__EXERCISE BRIEF__:
Read the material below and count the lines holding the string "oppimisen". Give that count with nothing added.

__THE DATA__:
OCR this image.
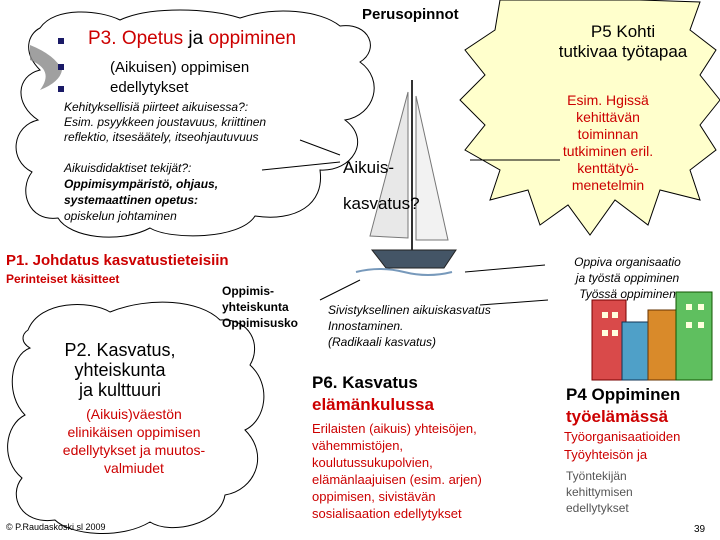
Perusopinnot
P3. Opetus ja oppiminen
(Aikuisen) oppimisen
edellytykset

Kehityksellisiä piirteet aikuisessa?:

Esim. psyykkeen joustavuus, kriittinen

reflektio, itsesäätely, itseohjautuvuus

Aikuisdidaktiset tekijät?:

Oppimisympäristö, ohjaus,

systemaattinen opetus:

opiskelun johtaminen

P5 Kohti

tutkivaa työtapaa

Esim. Hgissä

kehittävän

toiminnan

tutkiminen eril.

kenttätyö-

menetelmin

Aikuis-

kasvatus?

P1. Johdatus kasvatustieteisiin
Perinteiset käsitteet

Oppimis-

yhteiskunta

Oppimisusko

Sivistyksellinen aikuiskasvatus

Innostaminen.

(Radikaali kasvatus)

Oppiva organisaatio

ja työstä oppiminen

Työssä oppiminen

P2. Kasvatus,

yhteiskunta

ja kulttuuri

(Aikuis)väestön

elinikäisen oppimisen

edellytykset ja muutos-

valmiudet

© P.Raudaskoski sl 2009

P6. Kasvatus

elämänkulussa

Erilaisten (aikuis) yhteisöjen,

vähemmistöjen,

koulutussukupolvien,

elämänlaajuisen (esim. arjen)

oppimisen, sivistävän

sosialisaation edellytykset

P4 Oppiminen

työelämässä

Työorganisaatioiden

Työyhteisön ja

Työntekijän

kehittymisen

edellytykset

39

__FULL SOLUTION__:
3